• [Job] State how many lines of the records contain the string "name". Give the number alone.

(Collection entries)
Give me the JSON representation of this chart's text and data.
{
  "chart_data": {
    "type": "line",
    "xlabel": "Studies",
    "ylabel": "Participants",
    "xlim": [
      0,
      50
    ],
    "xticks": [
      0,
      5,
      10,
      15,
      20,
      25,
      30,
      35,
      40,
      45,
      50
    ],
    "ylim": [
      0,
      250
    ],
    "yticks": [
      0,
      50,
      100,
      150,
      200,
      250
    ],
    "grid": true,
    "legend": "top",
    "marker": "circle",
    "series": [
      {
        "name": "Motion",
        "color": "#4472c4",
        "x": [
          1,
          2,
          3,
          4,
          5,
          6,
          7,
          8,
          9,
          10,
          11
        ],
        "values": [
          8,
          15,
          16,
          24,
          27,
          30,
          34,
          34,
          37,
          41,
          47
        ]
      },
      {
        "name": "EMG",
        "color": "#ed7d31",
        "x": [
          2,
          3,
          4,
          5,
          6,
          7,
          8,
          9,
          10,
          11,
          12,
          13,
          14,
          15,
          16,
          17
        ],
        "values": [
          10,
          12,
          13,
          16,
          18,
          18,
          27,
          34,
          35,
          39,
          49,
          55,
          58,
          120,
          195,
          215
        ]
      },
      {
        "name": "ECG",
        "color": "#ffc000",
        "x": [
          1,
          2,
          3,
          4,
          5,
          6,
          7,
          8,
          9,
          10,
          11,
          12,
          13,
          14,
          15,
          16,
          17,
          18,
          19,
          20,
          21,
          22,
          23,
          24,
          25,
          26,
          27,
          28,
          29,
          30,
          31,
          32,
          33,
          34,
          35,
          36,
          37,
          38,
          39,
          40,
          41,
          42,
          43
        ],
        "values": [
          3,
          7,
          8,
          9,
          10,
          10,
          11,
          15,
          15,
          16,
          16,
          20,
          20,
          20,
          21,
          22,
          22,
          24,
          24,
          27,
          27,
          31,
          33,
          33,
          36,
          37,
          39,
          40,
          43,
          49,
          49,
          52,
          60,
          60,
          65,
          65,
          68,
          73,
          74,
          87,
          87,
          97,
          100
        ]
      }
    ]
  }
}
==
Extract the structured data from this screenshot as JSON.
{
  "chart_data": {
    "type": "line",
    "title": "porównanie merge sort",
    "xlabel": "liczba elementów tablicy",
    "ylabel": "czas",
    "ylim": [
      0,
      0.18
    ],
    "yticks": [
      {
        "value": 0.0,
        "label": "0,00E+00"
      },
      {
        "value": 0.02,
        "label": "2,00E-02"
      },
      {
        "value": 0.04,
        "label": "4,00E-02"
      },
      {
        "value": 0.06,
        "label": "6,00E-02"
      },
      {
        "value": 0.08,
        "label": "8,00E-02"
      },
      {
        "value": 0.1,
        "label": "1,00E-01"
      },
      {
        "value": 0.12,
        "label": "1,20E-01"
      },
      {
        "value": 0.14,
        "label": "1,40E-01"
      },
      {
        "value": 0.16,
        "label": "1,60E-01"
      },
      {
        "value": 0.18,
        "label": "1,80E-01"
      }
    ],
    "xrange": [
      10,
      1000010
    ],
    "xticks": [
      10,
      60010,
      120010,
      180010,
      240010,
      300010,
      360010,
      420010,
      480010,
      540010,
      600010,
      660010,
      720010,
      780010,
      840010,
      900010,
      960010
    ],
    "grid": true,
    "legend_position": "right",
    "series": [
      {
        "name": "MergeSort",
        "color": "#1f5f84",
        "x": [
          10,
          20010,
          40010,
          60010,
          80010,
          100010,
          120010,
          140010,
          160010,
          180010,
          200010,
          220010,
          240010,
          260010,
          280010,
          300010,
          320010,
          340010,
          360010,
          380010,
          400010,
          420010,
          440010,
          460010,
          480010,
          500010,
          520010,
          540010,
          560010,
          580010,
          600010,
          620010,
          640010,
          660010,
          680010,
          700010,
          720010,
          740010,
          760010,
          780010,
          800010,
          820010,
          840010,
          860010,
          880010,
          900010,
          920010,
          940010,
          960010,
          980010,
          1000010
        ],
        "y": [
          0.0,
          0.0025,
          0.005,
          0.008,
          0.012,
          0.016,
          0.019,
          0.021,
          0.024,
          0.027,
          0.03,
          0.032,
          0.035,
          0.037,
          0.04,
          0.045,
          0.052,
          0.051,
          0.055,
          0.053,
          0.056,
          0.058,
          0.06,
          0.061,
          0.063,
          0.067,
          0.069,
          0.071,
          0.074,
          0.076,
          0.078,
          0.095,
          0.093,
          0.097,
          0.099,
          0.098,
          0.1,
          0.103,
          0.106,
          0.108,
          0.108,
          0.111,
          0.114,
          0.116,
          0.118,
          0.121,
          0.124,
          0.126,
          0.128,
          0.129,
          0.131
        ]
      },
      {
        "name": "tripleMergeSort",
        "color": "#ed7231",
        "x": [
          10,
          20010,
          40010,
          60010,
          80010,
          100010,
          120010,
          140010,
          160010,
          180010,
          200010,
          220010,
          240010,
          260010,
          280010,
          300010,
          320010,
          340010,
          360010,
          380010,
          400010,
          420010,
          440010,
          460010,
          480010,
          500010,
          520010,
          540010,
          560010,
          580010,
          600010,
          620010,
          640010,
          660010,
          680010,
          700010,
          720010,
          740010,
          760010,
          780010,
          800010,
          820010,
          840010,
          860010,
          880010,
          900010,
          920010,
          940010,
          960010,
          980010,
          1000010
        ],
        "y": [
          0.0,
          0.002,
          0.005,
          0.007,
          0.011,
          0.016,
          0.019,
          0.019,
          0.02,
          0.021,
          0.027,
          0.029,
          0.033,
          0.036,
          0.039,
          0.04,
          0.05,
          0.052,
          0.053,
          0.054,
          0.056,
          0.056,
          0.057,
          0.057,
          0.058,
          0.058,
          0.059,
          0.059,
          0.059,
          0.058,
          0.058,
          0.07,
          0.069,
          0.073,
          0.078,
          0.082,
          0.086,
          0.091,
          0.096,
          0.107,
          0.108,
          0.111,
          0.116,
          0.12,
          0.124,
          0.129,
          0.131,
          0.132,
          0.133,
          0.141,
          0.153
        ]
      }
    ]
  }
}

• [Reply] 5